_To do:_ Your task is to extract every line from the material below exactly.

----- Data for this exercise -----

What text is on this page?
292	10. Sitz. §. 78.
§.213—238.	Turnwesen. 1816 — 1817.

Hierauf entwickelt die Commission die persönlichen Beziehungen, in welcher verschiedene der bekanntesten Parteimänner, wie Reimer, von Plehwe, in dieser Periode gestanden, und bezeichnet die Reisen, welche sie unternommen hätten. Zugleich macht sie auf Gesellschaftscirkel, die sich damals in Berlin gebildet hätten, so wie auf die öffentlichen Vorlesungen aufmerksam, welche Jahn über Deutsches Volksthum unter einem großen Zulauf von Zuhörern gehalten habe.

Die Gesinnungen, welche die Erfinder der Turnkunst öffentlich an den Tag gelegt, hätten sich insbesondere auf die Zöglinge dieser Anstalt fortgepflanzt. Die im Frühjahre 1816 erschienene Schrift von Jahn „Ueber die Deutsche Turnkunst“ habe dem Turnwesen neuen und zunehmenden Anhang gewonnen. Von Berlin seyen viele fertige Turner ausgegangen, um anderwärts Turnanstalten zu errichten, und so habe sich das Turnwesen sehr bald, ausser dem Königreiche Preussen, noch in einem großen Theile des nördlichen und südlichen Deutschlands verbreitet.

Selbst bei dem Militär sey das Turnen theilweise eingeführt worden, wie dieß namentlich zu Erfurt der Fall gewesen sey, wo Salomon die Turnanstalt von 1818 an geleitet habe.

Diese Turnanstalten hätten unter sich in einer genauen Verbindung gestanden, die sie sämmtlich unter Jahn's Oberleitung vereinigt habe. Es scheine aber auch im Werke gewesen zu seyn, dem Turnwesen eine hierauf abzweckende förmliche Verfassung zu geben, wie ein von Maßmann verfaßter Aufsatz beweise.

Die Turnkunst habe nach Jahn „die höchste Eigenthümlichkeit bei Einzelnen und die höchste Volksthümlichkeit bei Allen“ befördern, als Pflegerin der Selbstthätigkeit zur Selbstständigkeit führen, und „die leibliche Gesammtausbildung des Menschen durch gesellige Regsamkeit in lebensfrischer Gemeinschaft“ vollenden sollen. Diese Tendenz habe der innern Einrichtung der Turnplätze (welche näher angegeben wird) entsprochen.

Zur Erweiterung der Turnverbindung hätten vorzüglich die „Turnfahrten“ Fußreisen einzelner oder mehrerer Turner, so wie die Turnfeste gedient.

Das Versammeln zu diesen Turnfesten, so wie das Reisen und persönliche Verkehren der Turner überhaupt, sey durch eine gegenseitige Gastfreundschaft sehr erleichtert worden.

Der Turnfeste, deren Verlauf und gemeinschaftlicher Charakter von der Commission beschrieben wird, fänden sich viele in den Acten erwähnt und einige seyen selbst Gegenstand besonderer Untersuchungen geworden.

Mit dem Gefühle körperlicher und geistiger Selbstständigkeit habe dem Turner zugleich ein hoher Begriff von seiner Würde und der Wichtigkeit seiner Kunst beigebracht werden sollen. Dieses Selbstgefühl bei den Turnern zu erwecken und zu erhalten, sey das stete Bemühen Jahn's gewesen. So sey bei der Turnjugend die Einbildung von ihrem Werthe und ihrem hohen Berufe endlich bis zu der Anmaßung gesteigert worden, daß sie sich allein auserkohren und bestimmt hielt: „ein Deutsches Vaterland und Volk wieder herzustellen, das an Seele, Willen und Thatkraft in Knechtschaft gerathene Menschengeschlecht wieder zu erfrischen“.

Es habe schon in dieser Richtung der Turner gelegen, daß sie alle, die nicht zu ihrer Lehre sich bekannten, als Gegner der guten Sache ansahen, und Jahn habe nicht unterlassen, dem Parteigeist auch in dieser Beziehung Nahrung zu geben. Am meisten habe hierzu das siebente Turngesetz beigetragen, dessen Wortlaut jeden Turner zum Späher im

-----

_Task answer:_
What text is on this page?
292	10. Sitz. §. 78.
§.213—238.	Turnwesen. 1816 — 1817.

Hierauf entwickelt die Commission die persönlichen Beziehungen, in welcher verschiedene der bekanntesten Parteimänner, wie Reimer, von Plehwe, in dieser Periode gestanden, und bezeichnet die Reisen, welche sie unternommen hätten. Zugleich macht sie auf Gesellschaftscirkel, die sich damals in Berlin gebildet hätten, so wie auf die öffentlichen Vorlesungen aufmerksam, welche Jahn über Deutsches Volksthum unter einem großen Zulauf von Zuhörern gehalten habe.

Die Gesinnungen, welche die Erfinder der Turnkunst öffentlich an den Tag gelegt, hätten sich insbesondere auf die Zöglinge dieser Anstalt fortgepflanzt. Die im Frühjahre 1816 erschienene Schrift von Jahn „Ueber die Deutsche Turnkunst“ habe dem Turnwesen neuen und zunehmenden Anhang gewonnen. Von Berlin seyen viele fertige Turner ausgegangen, um anderwärts Turnanstalten zu errichten, und so habe sich das Turnwesen sehr bald, ausser dem Königreiche Preussen, noch in einem großen Theile des nördlichen und südlichen Deutschlands verbreitet.

Selbst bei dem Militär sey das Turnen theilweise eingeführt worden, wie dieß namentlich zu Erfurt der Fall gewesen sey, wo Salomon die Turnanstalt von 1818 an geleitet habe.

Diese Turnanstalten hätten unter sich in einer genauen Verbindung gestanden, die sie sämmtlich unter Jahn's Oberleitung vereinigt habe. Es scheine aber auch im Werke gewesen zu seyn, dem Turnwesen eine hierauf abzweckende förmliche Verfassung zu geben, wie ein von Maßmann verfaßter Aufsatz beweise.

Die Turnkunst habe nach Jahn „die höchste Eigenthümlichkeit bei Einzelnen und die höchste Volksthümlichkeit bei Allen“ befördern, als Pflegerin der Selbstthätigkeit zur Selbstständigkeit führen, und „die leibliche Gesammtausbildung des Menschen durch gesellige Regsamkeit in lebensfrischer Gemeinschaft“ vollenden sollen. Diese Tendenz habe der innern Einrichtung der Turnplätze (welche näher angegeben wird) entsprochen.

Zur Erweiterung der Turnverbindung hätten vorzüglich die „Turnfahrten“ Fußreisen einzelner oder mehrerer Turner, so wie die Turnfeste gedient.

Das Versammeln zu diesen Turnfesten, so wie das Reisen und persönliche Verkehren der Turner überhaupt, sey durch eine gegenseitige Gastfreundschaft sehr erleichtert worden.

Der Turnfeste, deren Verlauf und gemeinschaftlicher Charakter von der Commission beschrieben wird, fänden sich viele in den Acten erwähnt und einige seyen selbst Gegenstand besonderer Untersuchungen geworden.

Mit dem Gefühle körperlicher und geistiger Selbstständigkeit habe dem Turner zugleich ein hoher Begriff von seiner Würde und der Wichtigkeit seiner Kunst beigebracht werden sollen. Dieses Selbstgefühl bei den Turnern zu erwecken und zu erhalten, sey das stete Bemühen Jahn's gewesen. So sey bei der Turnjugend die Einbildung von ihrem Werthe und ihrem hohen Berufe endlich bis zu der Anmaßung gesteigert worden, daß sie sich allein auserkohren und bestimmt hielt: „ein Deutsches Vaterland und Volk wieder herzustellen, das an Seele, Willen und Thatkraft in Knechtschaft gerathene Menschengeschlecht wieder zu erfrischen“.

Es habe schon in dieser Richtung der Turner gelegen, daß sie alle, die nicht zu ihrer Lehre sich bekannten, als Gegner der guten Sache ansahen, und Jahn habe nicht unterlassen, dem Parteigeist auch in dieser Beziehung Nahrung zu geben. Am meisten habe hierzu das siebente Turngesetz beigetragen, dessen Wortlaut jeden Turner zum Späher im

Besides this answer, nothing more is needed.